-------- Records supplied

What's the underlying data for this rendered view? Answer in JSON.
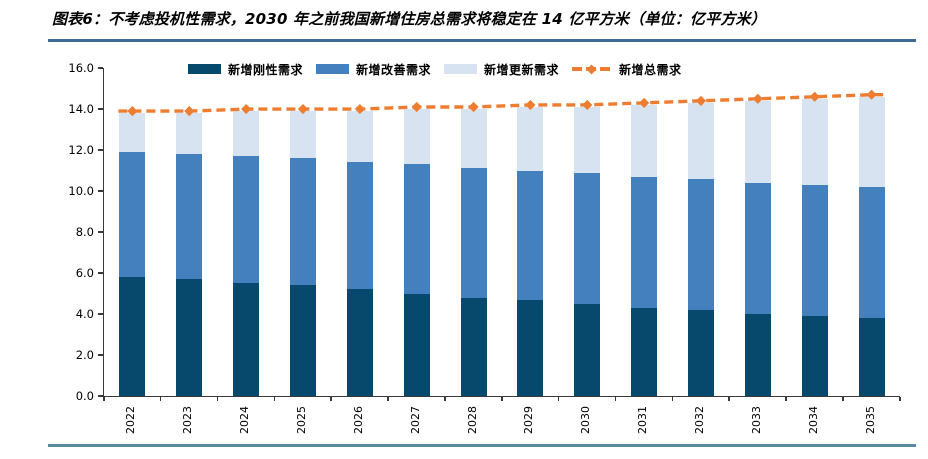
{
  "title": "图表6：不考虑投机性需求，2030 年之前我国新增住房总需求将稳定在 14 亿平方米（单位：亿平方米）",
  "colors": {
    "title_divider": "#3e6b95",
    "bottom_divider": "#5b8aa0",
    "axis": "#3a3a3a",
    "background": "#ffffff"
  },
  "chart_data": {
    "type": "bar",
    "stacked": true,
    "title": "不考虑投机性需求，2030 年之前我国新增住房总需求将稳定在 14 亿平方米",
    "unit": "亿平方米",
    "xlabel": "",
    "ylabel": "",
    "ylim": [
      0,
      16
    ],
    "ytick_step": 2,
    "ytick_labels": [
      "0.0",
      "2.0",
      "4.0",
      "6.0",
      "8.0",
      "10.0",
      "12.0",
      "14.0",
      "16.0"
    ],
    "grid": false,
    "legend_position": "top-center",
    "categories": [
      "2022",
      "2023",
      "2024",
      "2025",
      "2026",
      "2027",
      "2028",
      "2029",
      "2030",
      "2031",
      "2032",
      "2033",
      "2034",
      "2035"
    ],
    "series": [
      {
        "name": "新增刚性需求",
        "type": "bar",
        "color": "#06496d",
        "values": [
          5.8,
          5.7,
          5.5,
          5.4,
          5.2,
          5.0,
          4.8,
          4.7,
          4.5,
          4.3,
          4.2,
          4.0,
          3.9,
          3.8
        ]
      },
      {
        "name": "新增改善需求",
        "type": "bar",
        "color": "#4480bd",
        "values": [
          6.1,
          6.1,
          6.2,
          6.2,
          6.2,
          6.3,
          6.3,
          6.3,
          6.4,
          6.4,
          6.4,
          6.4,
          6.4,
          6.4
        ]
      },
      {
        "name": "新增更新需求",
        "type": "bar",
        "color": "#d7e3f1",
        "values": [
          1.9,
          2.0,
          2.2,
          2.3,
          2.5,
          2.7,
          2.9,
          3.1,
          3.2,
          3.5,
          3.7,
          4.0,
          4.2,
          4.4
        ]
      },
      {
        "name": "新增总需求",
        "type": "line",
        "style": "dashed",
        "marker": "diamond",
        "color": "#ed7d31",
        "values": [
          13.8,
          13.8,
          13.9,
          13.9,
          13.9,
          14.0,
          14.0,
          14.1,
          14.1,
          14.2,
          14.3,
          14.4,
          14.5,
          14.6
        ]
      }
    ]
  }
}
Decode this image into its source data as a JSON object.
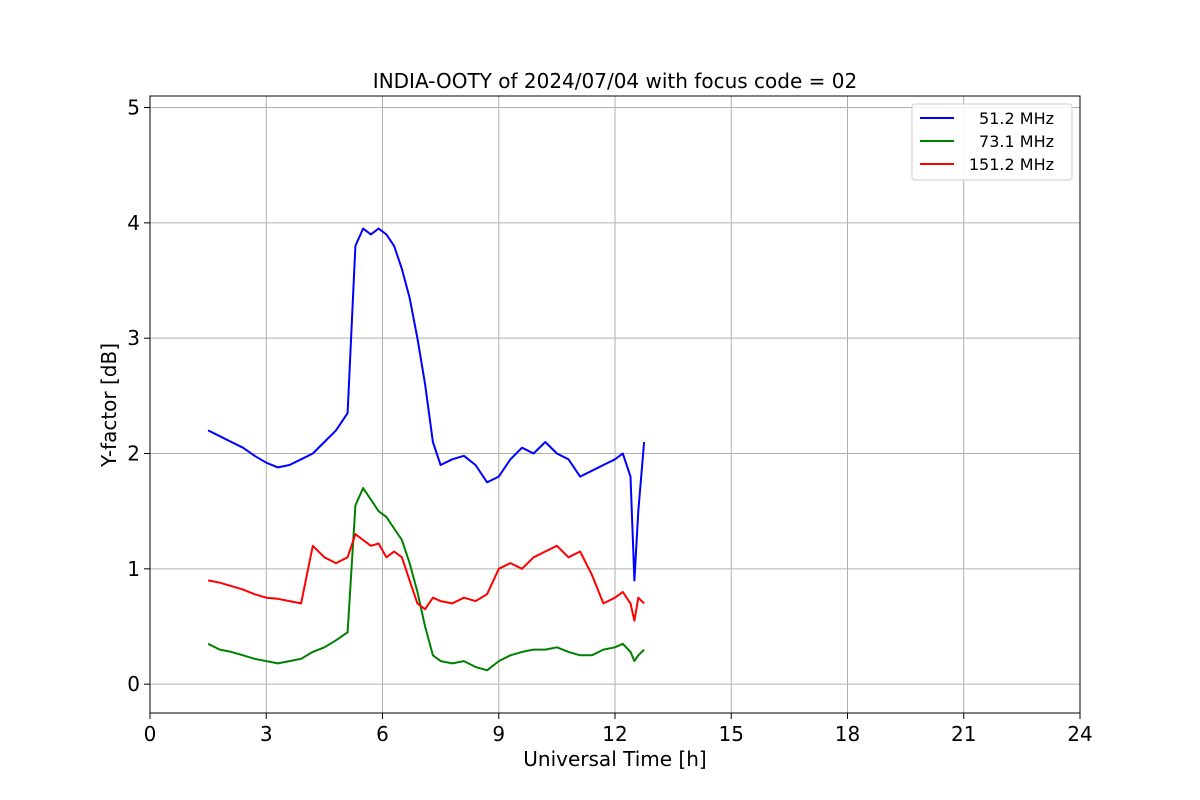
{
  "chart_data": {
    "type": "line",
    "title": "INDIA-OOTY of 2024/07/04 with focus code = 02",
    "xlabel": "Universal Time [h]",
    "ylabel": "Y-factor [dB]",
    "xlim": [
      0,
      24
    ],
    "ylim": [
      -0.25,
      5.1
    ],
    "xticks": [
      0,
      3,
      6,
      9,
      12,
      15,
      18,
      21,
      24
    ],
    "xtick_labels": [
      "0",
      "3",
      "6",
      "9",
      "12",
      "15",
      "18",
      "21",
      "24"
    ],
    "yticks": [
      0,
      1,
      2,
      3,
      4,
      5
    ],
    "ytick_labels": [
      "0",
      "1",
      "2",
      "3",
      "4",
      "5"
    ],
    "grid": true,
    "legend_position": "top-right",
    "series": [
      {
        "name": "51.2 MHz",
        "color": "#0000ff",
        "x": [
          1.5,
          1.8,
          2.1,
          2.4,
          2.7,
          3.0,
          3.3,
          3.6,
          3.9,
          4.2,
          4.5,
          4.8,
          5.1,
          5.3,
          5.5,
          5.7,
          5.9,
          6.1,
          6.3,
          6.5,
          6.7,
          6.9,
          7.1,
          7.3,
          7.5,
          7.8,
          8.1,
          8.4,
          8.7,
          9.0,
          9.3,
          9.6,
          9.9,
          10.2,
          10.5,
          10.8,
          11.1,
          11.4,
          11.7,
          12.0,
          12.2,
          12.4,
          12.5,
          12.6,
          12.75
        ],
        "y": [
          2.2,
          2.15,
          2.1,
          2.05,
          1.98,
          1.92,
          1.88,
          1.9,
          1.95,
          2.0,
          2.1,
          2.2,
          2.35,
          3.8,
          3.95,
          3.9,
          3.95,
          3.9,
          3.8,
          3.6,
          3.35,
          3.0,
          2.6,
          2.1,
          1.9,
          1.95,
          1.98,
          1.9,
          1.75,
          1.8,
          1.95,
          2.05,
          2.0,
          2.1,
          2.0,
          1.95,
          1.8,
          1.85,
          1.9,
          1.95,
          2.0,
          1.8,
          0.9,
          1.5,
          2.1
        ]
      },
      {
        "name": "73.1 MHz",
        "color": "#008000",
        "x": [
          1.5,
          1.8,
          2.1,
          2.4,
          2.7,
          3.0,
          3.3,
          3.6,
          3.9,
          4.2,
          4.5,
          4.8,
          5.1,
          5.3,
          5.5,
          5.7,
          5.9,
          6.1,
          6.3,
          6.5,
          6.7,
          6.9,
          7.1,
          7.3,
          7.5,
          7.8,
          8.1,
          8.4,
          8.7,
          9.0,
          9.3,
          9.6,
          9.9,
          10.2,
          10.5,
          10.8,
          11.1,
          11.4,
          11.7,
          12.0,
          12.2,
          12.4,
          12.5,
          12.6,
          12.75
        ],
        "y": [
          0.35,
          0.3,
          0.28,
          0.25,
          0.22,
          0.2,
          0.18,
          0.2,
          0.22,
          0.28,
          0.32,
          0.38,
          0.45,
          1.55,
          1.7,
          1.6,
          1.5,
          1.45,
          1.35,
          1.25,
          1.05,
          0.8,
          0.5,
          0.25,
          0.2,
          0.18,
          0.2,
          0.15,
          0.12,
          0.2,
          0.25,
          0.28,
          0.3,
          0.3,
          0.32,
          0.28,
          0.25,
          0.25,
          0.3,
          0.32,
          0.35,
          0.28,
          0.2,
          0.25,
          0.3
        ]
      },
      {
        "name": "151.2 MHz",
        "color": "#ff0000",
        "x": [
          1.5,
          1.8,
          2.1,
          2.4,
          2.7,
          3.0,
          3.3,
          3.6,
          3.9,
          4.2,
          4.5,
          4.8,
          5.1,
          5.3,
          5.5,
          5.7,
          5.9,
          6.1,
          6.3,
          6.5,
          6.7,
          6.9,
          7.1,
          7.3,
          7.5,
          7.8,
          8.1,
          8.4,
          8.7,
          9.0,
          9.3,
          9.6,
          9.9,
          10.2,
          10.5,
          10.8,
          11.1,
          11.4,
          11.7,
          12.0,
          12.2,
          12.4,
          12.5,
          12.6,
          12.75
        ],
        "y": [
          0.9,
          0.88,
          0.85,
          0.82,
          0.78,
          0.75,
          0.74,
          0.72,
          0.7,
          1.2,
          1.1,
          1.05,
          1.1,
          1.3,
          1.25,
          1.2,
          1.22,
          1.1,
          1.15,
          1.1,
          0.9,
          0.7,
          0.65,
          0.75,
          0.72,
          0.7,
          0.75,
          0.72,
          0.78,
          1.0,
          1.05,
          1.0,
          1.1,
          1.15,
          1.2,
          1.1,
          1.15,
          0.95,
          0.7,
          0.75,
          0.8,
          0.7,
          0.55,
          0.75,
          0.7
        ]
      }
    ]
  }
}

----------------

- _Short problem_
Give the data above again in full and unchanged, skipping the pictures.

- _Complete answer_
What's the underlying data for this rendered view? Answer in JSON.
{
  "title": "图表6：不考虑投机性需求，2030 年之前我国新增住房总需求将稳定在 14 亿平方米（单位：亿平方米）",
  "colors": {
    "title_divider": "#3e6b95",
    "bottom_divider": "#5b8aa0",
    "axis": "#3a3a3a",
    "background": "#ffffff"
  },
  "chart_data": {
    "type": "bar",
    "stacked": true,
    "title": "不考虑投机性需求，2030 年之前我国新增住房总需求将稳定在 14 亿平方米",
    "unit": "亿平方米",
    "xlabel": "",
    "ylabel": "",
    "ylim": [
      0,
      16
    ],
    "ytick_step": 2,
    "ytick_labels": [
      "0.0",
      "2.0",
      "4.0",
      "6.0",
      "8.0",
      "10.0",
      "12.0",
      "14.0",
      "16.0"
    ],
    "grid": false,
    "legend_position": "top-center",
    "categories": [
      "2022",
      "2023",
      "2024",
      "2025",
      "2026",
      "2027",
      "2028",
      "2029",
      "2030",
      "2031",
      "2032",
      "2033",
      "2034",
      "2035"
    ],
    "series": [
      {
        "name": "新增刚性需求",
        "type": "bar",
        "color": "#06496d",
        "values": [
          5.8,
          5.7,
          5.5,
          5.4,
          5.2,
          5.0,
          4.8,
          4.7,
          4.5,
          4.3,
          4.2,
          4.0,
          3.9,
          3.8
        ]
      },
      {
        "name": "新增改善需求",
        "type": "bar",
        "color": "#4480bd",
        "values": [
          6.1,
          6.1,
          6.2,
          6.2,
          6.2,
          6.3,
          6.3,
          6.3,
          6.4,
          6.4,
          6.4,
          6.4,
          6.4,
          6.4
        ]
      },
      {
        "name": "新增更新需求",
        "type": "bar",
        "color": "#d7e3f1",
        "values": [
          1.9,
          2.0,
          2.2,
          2.3,
          2.5,
          2.7,
          2.9,
          3.1,
          3.2,
          3.5,
          3.7,
          4.0,
          4.2,
          4.4
        ]
      },
      {
        "name": "新增总需求",
        "type": "line",
        "style": "dashed",
        "marker": "diamond",
        "color": "#ed7d31",
        "values": [
          13.8,
          13.8,
          13.9,
          13.9,
          13.9,
          14.0,
          14.0,
          14.1,
          14.1,
          14.2,
          14.3,
          14.4,
          14.5,
          14.6
        ]
      }
    ]
  }
}
Decode this image into its source data as a JSON object.
{
  "chart_data": {
    "type": "line",
    "title": "INDIA-OOTY of 2024/07/04 with focus code = 02",
    "xlabel": "Universal Time [h]",
    "ylabel": "Y-factor [dB]",
    "xlim": [
      0,
      24
    ],
    "ylim": [
      -0.25,
      5.1
    ],
    "xticks": [
      0,
      3,
      6,
      9,
      12,
      15,
      18,
      21,
      24
    ],
    "xtick_labels": [
      "0",
      "3",
      "6",
      "9",
      "12",
      "15",
      "18",
      "21",
      "24"
    ],
    "yticks": [
      0,
      1,
      2,
      3,
      4,
      5
    ],
    "ytick_labels": [
      "0",
      "1",
      "2",
      "3",
      "4",
      "5"
    ],
    "grid": true,
    "legend_position": "top-right",
    "series": [
      {
        "name": "51.2 MHz",
        "color": "#0000ff",
        "x": [
          1.5,
          1.8,
          2.1,
          2.4,
          2.7,
          3.0,
          3.3,
          3.6,
          3.9,
          4.2,
          4.5,
          4.8,
          5.1,
          5.3,
          5.5,
          5.7,
          5.9,
          6.1,
          6.3,
          6.5,
          6.7,
          6.9,
          7.1,
          7.3,
          7.5,
          7.8,
          8.1,
          8.4,
          8.7,
          9.0,
          9.3,
          9.6,
          9.9,
          10.2,
          10.5,
          10.8,
          11.1,
          11.4,
          11.7,
          12.0,
          12.2,
          12.4,
          12.5,
          12.6,
          12.75
        ],
        "y": [
          2.2,
          2.15,
          2.1,
          2.05,
          1.98,
          1.92,
          1.88,
          1.9,
          1.95,
          2.0,
          2.1,
          2.2,
          2.35,
          3.8,
          3.95,
          3.9,
          3.95,
          3.9,
          3.8,
          3.6,
          3.35,
          3.0,
          2.6,
          2.1,
          1.9,
          1.95,
          1.98,
          1.9,
          1.75,
          1.8,
          1.95,
          2.05,
          2.0,
          2.1,
          2.0,
          1.95,
          1.8,
          1.85,
          1.9,
          1.95,
          2.0,
          1.8,
          0.9,
          1.5,
          2.1
        ]
      },
      {
        "name": "73.1 MHz",
        "color": "#008000",
        "x": [
          1.5,
          1.8,
          2.1,
          2.4,
          2.7,
          3.0,
          3.3,
          3.6,
          3.9,
          4.2,
          4.5,
          4.8,
          5.1,
          5.3,
          5.5,
          5.7,
          5.9,
          6.1,
          6.3,
          6.5,
          6.7,
          6.9,
          7.1,
          7.3,
          7.5,
          7.8,
          8.1,
          8.4,
          8.7,
          9.0,
          9.3,
          9.6,
          9.9,
          10.2,
          10.5,
          10.8,
          11.1,
          11.4,
          11.7,
          12.0,
          12.2,
          12.4,
          12.5,
          12.6,
          12.75
        ],
        "y": [
          0.35,
          0.3,
          0.28,
          0.25,
          0.22,
          0.2,
          0.18,
          0.2,
          0.22,
          0.28,
          0.32,
          0.38,
          0.45,
          1.55,
          1.7,
          1.6,
          1.5,
          1.45,
          1.35,
          1.25,
          1.05,
          0.8,
          0.5,
          0.25,
          0.2,
          0.18,
          0.2,
          0.15,
          0.12,
          0.2,
          0.25,
          0.28,
          0.3,
          0.3,
          0.32,
          0.28,
          0.25,
          0.25,
          0.3,
          0.32,
          0.35,
          0.28,
          0.2,
          0.25,
          0.3
        ]
      },
      {
        "name": "151.2 MHz",
        "color": "#ff0000",
        "x": [
          1.5,
          1.8,
          2.1,
          2.4,
          2.7,
          3.0,
          3.3,
          3.6,
          3.9,
          4.2,
          4.5,
          4.8,
          5.1,
          5.3,
          5.5,
          5.7,
          5.9,
          6.1,
          6.3,
          6.5,
          6.7,
          6.9,
          7.1,
          7.3,
          7.5,
          7.8,
          8.1,
          8.4,
          8.7,
          9.0,
          9.3,
          9.6,
          9.9,
          10.2,
          10.5,
          10.8,
          11.1,
          11.4,
          11.7,
          12.0,
          12.2,
          12.4,
          12.5,
          12.6,
          12.75
        ],
        "y": [
          0.9,
          0.88,
          0.85,
          0.82,
          0.78,
          0.75,
          0.74,
          0.72,
          0.7,
          1.2,
          1.1,
          1.05,
          1.1,
          1.3,
          1.25,
          1.2,
          1.22,
          1.1,
          1.15,
          1.1,
          0.9,
          0.7,
          0.65,
          0.75,
          0.72,
          0.7,
          0.75,
          0.72,
          0.78,
          1.0,
          1.05,
          1.0,
          1.1,
          1.15,
          1.2,
          1.1,
          1.15,
          0.95,
          0.7,
          0.75,
          0.8,
          0.7,
          0.55,
          0.75,
          0.7
        ]
      }
    ]
  }
}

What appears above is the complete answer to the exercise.